# [WHAT THIS TASK INVOLVES]
Wherever the string "Embarked" occurs in a line of these records, report that line.
:: EXTRACTED DATA
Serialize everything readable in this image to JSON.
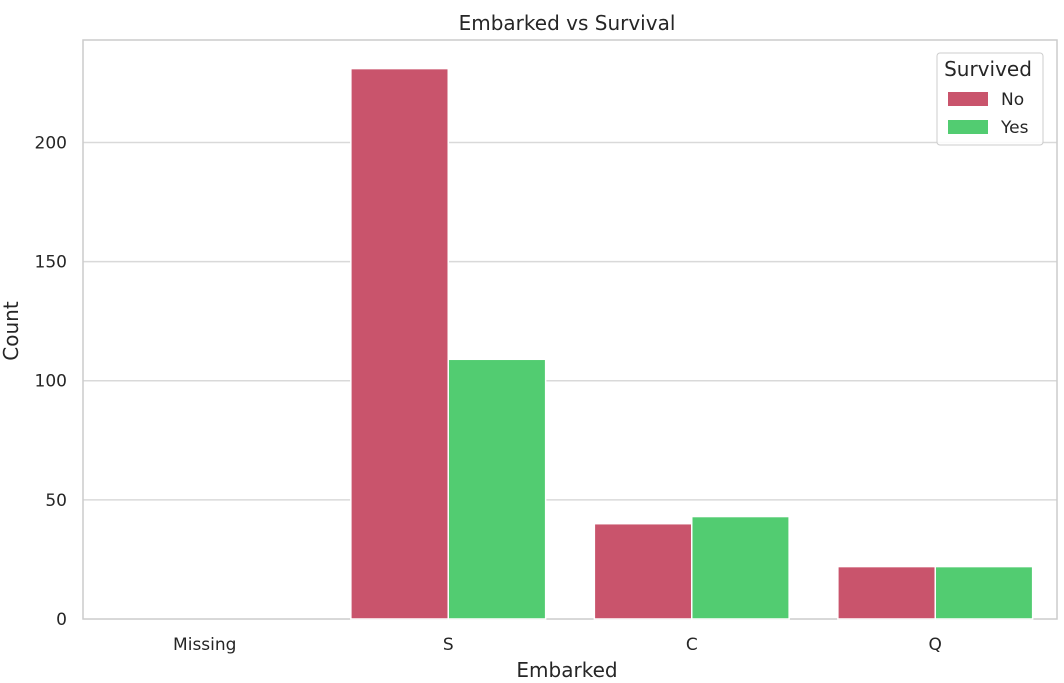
{
  "chart_data": {
    "type": "bar",
    "title": "Embarked vs Survival",
    "xlabel": "Embarked",
    "ylabel": "Count",
    "categories": [
      "Missing",
      "S",
      "C",
      "Q"
    ],
    "series": [
      {
        "name": "No",
        "values": [
          0,
          231,
          40,
          22
        ]
      },
      {
        "name": "Yes",
        "values": [
          0,
          109,
          43,
          22
        ]
      }
    ],
    "ylim": [
      0,
      243
    ],
    "yticks": [
      0,
      50,
      100,
      150,
      200
    ],
    "grid": true,
    "legend": {
      "title": "Survived",
      "placement": "top-right"
    },
    "colors": {
      "No": "#c9546c",
      "Yes": "#52cc71"
    }
  }
}
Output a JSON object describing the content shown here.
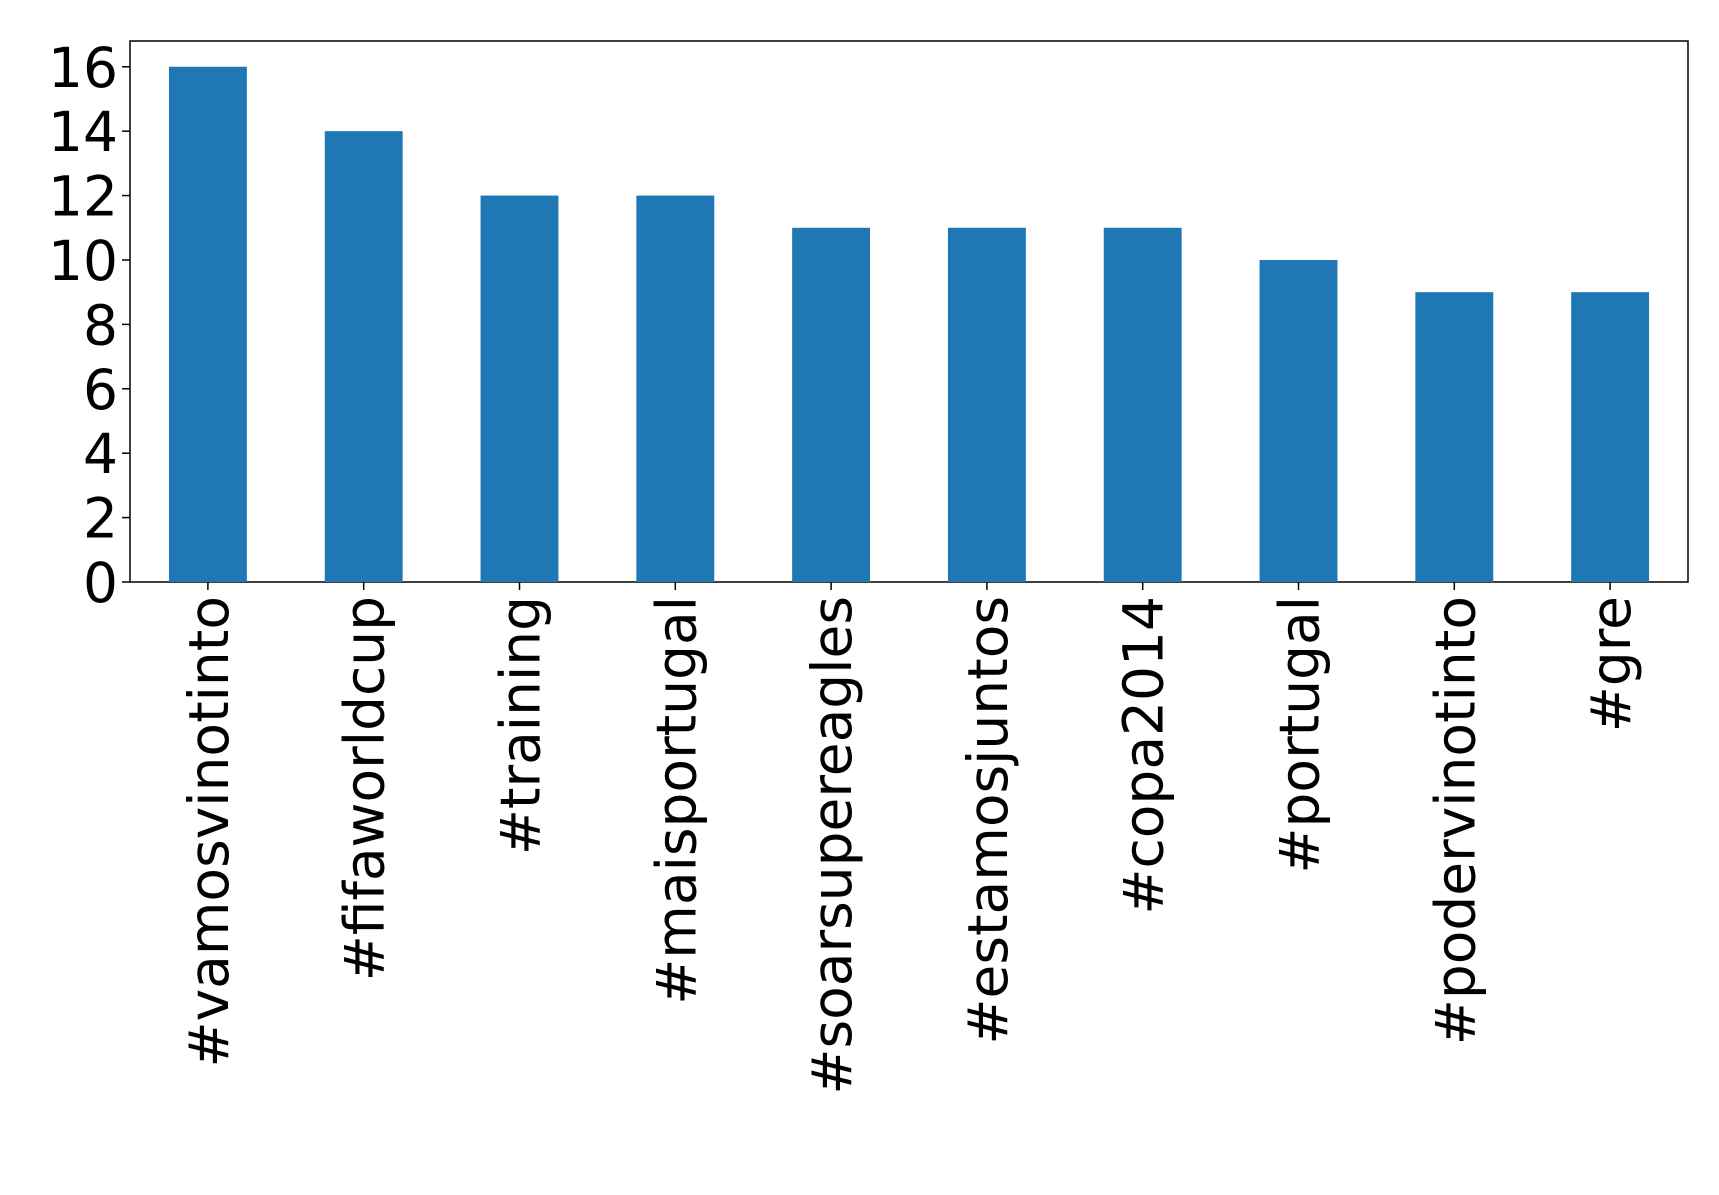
{
  "chart_data": {
    "type": "bar",
    "categories": [
      "#vamosvinotinto",
      "#fifaworldcup",
      "#training",
      "#maisportugal",
      "#soarsupereagles",
      "#estamosjuntos",
      "#copa2014",
      "#portugal",
      "#podervinotinto",
      "#gre"
    ],
    "values": [
      16,
      14,
      12,
      12,
      11,
      11,
      11,
      10,
      9,
      9
    ],
    "color": "#1f77b4",
    "ylim": [
      0,
      16.8
    ],
    "yticks": [
      0,
      2,
      4,
      6,
      8,
      10,
      12,
      14,
      16
    ],
    "grid": false
  }
}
::::
# [SOLUTION]
    "title": "Embarked vs Survival",
    "xlabel": "Embarked",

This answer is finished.